Quote all of the entries word for word.

──────── Available records

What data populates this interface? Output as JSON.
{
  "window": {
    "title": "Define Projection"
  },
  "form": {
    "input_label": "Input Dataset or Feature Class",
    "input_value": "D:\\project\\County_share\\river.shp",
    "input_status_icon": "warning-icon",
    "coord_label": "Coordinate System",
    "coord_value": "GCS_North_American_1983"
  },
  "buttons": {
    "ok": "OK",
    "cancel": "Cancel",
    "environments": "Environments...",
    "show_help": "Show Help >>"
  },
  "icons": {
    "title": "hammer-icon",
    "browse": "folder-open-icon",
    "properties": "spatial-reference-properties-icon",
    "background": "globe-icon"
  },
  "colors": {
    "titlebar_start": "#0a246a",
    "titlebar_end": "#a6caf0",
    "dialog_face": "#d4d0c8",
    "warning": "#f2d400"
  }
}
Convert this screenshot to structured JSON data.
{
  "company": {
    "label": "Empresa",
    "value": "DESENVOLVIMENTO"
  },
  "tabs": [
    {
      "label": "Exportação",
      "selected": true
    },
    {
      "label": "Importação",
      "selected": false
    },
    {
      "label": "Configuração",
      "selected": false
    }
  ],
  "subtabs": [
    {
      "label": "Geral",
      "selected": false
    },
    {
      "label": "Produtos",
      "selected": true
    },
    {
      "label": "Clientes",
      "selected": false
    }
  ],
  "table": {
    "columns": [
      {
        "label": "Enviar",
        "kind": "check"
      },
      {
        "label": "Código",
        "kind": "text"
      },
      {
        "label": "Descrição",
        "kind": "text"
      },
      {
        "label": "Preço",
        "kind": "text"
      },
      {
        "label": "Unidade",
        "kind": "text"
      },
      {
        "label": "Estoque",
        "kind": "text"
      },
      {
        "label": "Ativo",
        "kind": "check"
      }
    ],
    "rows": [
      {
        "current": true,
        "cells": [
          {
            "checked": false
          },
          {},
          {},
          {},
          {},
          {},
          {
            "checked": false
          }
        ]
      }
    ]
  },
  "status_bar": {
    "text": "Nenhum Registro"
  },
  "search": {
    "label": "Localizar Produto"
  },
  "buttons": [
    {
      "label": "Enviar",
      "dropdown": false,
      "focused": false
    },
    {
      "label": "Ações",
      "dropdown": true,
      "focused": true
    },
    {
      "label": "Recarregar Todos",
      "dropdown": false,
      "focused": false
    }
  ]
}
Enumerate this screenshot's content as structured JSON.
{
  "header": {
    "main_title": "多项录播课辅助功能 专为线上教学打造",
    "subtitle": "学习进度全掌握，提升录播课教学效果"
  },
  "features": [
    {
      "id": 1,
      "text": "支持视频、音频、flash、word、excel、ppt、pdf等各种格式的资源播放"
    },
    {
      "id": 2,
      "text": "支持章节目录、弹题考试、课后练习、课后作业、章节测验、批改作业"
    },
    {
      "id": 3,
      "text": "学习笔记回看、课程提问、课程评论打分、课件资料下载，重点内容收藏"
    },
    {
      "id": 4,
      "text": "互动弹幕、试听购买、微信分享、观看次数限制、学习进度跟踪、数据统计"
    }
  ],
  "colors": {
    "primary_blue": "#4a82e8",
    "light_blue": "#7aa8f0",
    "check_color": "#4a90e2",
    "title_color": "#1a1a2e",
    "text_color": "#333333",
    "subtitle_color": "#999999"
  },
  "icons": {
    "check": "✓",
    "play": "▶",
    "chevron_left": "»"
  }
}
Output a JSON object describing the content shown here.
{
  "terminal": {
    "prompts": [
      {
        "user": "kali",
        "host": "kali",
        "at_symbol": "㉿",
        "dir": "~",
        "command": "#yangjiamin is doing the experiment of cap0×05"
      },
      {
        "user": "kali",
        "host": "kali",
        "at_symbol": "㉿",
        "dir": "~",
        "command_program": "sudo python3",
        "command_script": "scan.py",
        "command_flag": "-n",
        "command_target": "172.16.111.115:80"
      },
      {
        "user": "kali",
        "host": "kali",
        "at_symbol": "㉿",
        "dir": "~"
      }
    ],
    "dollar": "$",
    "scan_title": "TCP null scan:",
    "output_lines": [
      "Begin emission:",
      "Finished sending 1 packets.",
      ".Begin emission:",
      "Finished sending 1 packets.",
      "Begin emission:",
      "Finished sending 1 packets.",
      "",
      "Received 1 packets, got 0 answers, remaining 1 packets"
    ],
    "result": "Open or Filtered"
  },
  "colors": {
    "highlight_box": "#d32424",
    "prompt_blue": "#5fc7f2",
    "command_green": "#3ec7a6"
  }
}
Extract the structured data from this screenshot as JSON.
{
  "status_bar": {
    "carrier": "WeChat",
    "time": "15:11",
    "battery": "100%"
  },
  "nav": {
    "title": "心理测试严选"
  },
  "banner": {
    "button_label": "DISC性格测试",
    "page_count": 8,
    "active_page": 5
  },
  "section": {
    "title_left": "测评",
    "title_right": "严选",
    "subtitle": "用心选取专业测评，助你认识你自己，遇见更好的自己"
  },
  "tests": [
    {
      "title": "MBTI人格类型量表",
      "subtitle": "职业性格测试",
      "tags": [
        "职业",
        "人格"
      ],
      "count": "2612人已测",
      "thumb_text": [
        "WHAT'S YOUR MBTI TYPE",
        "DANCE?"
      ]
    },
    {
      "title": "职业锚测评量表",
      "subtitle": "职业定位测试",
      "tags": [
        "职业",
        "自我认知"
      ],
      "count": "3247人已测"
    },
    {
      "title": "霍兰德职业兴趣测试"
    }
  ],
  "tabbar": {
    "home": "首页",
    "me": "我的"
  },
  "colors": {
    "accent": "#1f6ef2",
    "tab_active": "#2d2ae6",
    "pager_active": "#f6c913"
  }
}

────────────────

• [Result for this exercise]
What data populates this interface? Output as JSON.
{
  "window": {
    "title": "Define Projection"
  },
  "form": {
    "input_label": "Input Dataset or Feature Class",
    "input_value": "D:\\project\\County_share\\river.shp",
    "input_status_icon": "warning-icon",
    "coord_label": "Coordinate System",
    "coord_value": "GCS_North_American_1983"
  },
  "buttons": {
    "ok": "OK",
    "cancel": "Cancel",
    "environments": "Environments...",
    "show_help": "Show Help >>"
  },
  "icons": {
    "title": "hammer-icon",
    "browse": "folder-open-icon",
    "properties": "spatial-reference-properties-icon",
    "background": "globe-icon"
  },
  "colors": {
    "titlebar_start": "#0a246a",
    "titlebar_end": "#a6caf0",
    "dialog_face": "#d4d0c8",
    "warning": "#f2d400"
  }
}
Convert this screenshot to structured JSON data.
{
  "company": {
    "label": "Empresa",
    "value": "DESENVOLVIMENTO"
  },
  "tabs": [
    {
      "label": "Exportação",
      "selected": true
    },
    {
      "label": "Importação",
      "selected": false
    },
    {
      "label": "Configuração",
      "selected": false
    }
  ],
  "subtabs": [
    {
      "label": "Geral",
      "selected": false
    },
    {
      "label": "Produtos",
      "selected": true
    },
    {
      "label": "Clientes",
      "selected": false
    }
  ],
  "table": {
    "columns": [
      {
        "label": "Enviar",
        "kind": "check"
      },
      {
        "label": "Código",
        "kind": "text"
      },
      {
        "label": "Descrição",
        "kind": "text"
      },
      {
        "label": "Preço",
        "kind": "text"
      },
      {
        "label": "Unidade",
        "kind": "text"
      },
      {
        "label": "Estoque",
        "kind": "text"
      },
      {
        "label": "Ativo",
        "kind": "check"
      }
    ],
    "rows": [
      {
        "current": true,
        "cells": [
          {
            "checked": false
          },
          {},
          {},
          {},
          {},
          {},
          {
            "checked": false
          }
        ]
      }
    ]
  },
  "status_bar": {
    "text": "Nenhum Registro"
  },
  "search": {
    "label": "Localizar Produto"
  },
  "buttons": [
    {
      "label": "Enviar",
      "dropdown": false,
      "focused": false
    },
    {
      "label": "Ações",
      "dropdown": true,
      "focused": true
    },
    {
      "label": "Recarregar Todos",
      "dropdown": false,
      "focused": false
    }
  ]
}
Enumerate this screenshot's content as structured JSON.
{
  "header": {
    "main_title": "多项录播课辅助功能 专为线上教学打造",
    "subtitle": "学习进度全掌握，提升录播课教学效果"
  },
  "features": [
    {
      "id": 1,
      "text": "支持视频、音频、flash、word、excel、ppt、pdf等各种格式的资源播放"
    },
    {
      "id": 2,
      "text": "支持章节目录、弹题考试、课后练习、课后作业、章节测验、批改作业"
    },
    {
      "id": 3,
      "text": "学习笔记回看、课程提问、课程评论打分、课件资料下载，重点内容收藏"
    },
    {
      "id": 4,
      "text": "互动弹幕、试听购买、微信分享、观看次数限制、学习进度跟踪、数据统计"
    }
  ],
  "colors": {
    "primary_blue": "#4a82e8",
    "light_blue": "#7aa8f0",
    "check_color": "#4a90e2",
    "title_color": "#1a1a2e",
    "text_color": "#333333",
    "subtitle_color": "#999999"
  },
  "icons": {
    "check": "✓",
    "play": "▶",
    "chevron_left": "»"
  }
}
Output a JSON object describing the content shown here.
{
  "terminal": {
    "prompts": [
      {
        "user": "kali",
        "host": "kali",
        "at_symbol": "㉿",
        "dir": "~",
        "command": "#yangjiamin is doing the experiment of cap0×05"
      },
      {
        "user": "kali",
        "host": "kali",
        "at_symbol": "㉿",
        "dir": "~",
        "command_program": "sudo python3",
        "command_script": "scan.py",
        "command_flag": "-n",
        "command_target": "172.16.111.115:80"
      },
      {
        "user": "kali",
        "host": "kali",
        "at_symbol": "㉿",
        "dir": "~"
      }
    ],
    "dollar": "$",
    "scan_title": "TCP null scan:",
    "output_lines": [
      "Begin emission:",
      "Finished sending 1 packets.",
      ".Begin emission:",
      "Finished sending 1 packets.",
      "Begin emission:",
      "Finished sending 1 packets.",
      "",
      "Received 1 packets, got 0 answers, remaining 1 packets"
    ],
    "result": "Open or Filtered"
  },
  "colors": {
    "highlight_box": "#d32424",
    "prompt_blue": "#5fc7f2",
    "command_green": "#3ec7a6"
  }
}
Extract the structured data from this screenshot as JSON.
{
  "status_bar": {
    "carrier": "WeChat",
    "time": "15:11",
    "battery": "100%"
  },
  "nav": {
    "title": "心理测试严选"
  },
  "banner": {
    "button_label": "DISC性格测试",
    "page_count": 8,
    "active_page": 5
  },
  "section": {
    "title_left": "测评",
    "title_right": "严选",
    "subtitle": "用心选取专业测评，助你认识你自己，遇见更好的自己"
  },
  "tests": [
    {
      "title": "MBTI人格类型量表",
      "subtitle": "职业性格测试",
      "tags": [
        "职业",
        "人格"
      ],
      "count": "2612人已测",
      "thumb_text": [
        "WHAT'S YOUR MBTI TYPE",
        "DANCE?"
      ]
    },
    {
      "title": "职业锚测评量表",
      "subtitle": "职业定位测试",
      "tags": [
        "职业",
        "自我认知"
      ],
      "count": "3247人已测"
    },
    {
      "title": "霍兰德职业兴趣测试"
    }
  ],
  "tabbar": {
    "home": "首页",
    "me": "我的"
  },
  "colors": {
    "accent": "#1f6ef2",
    "tab_active": "#2d2ae6",
    "pager_active": "#f6c913"
  }
}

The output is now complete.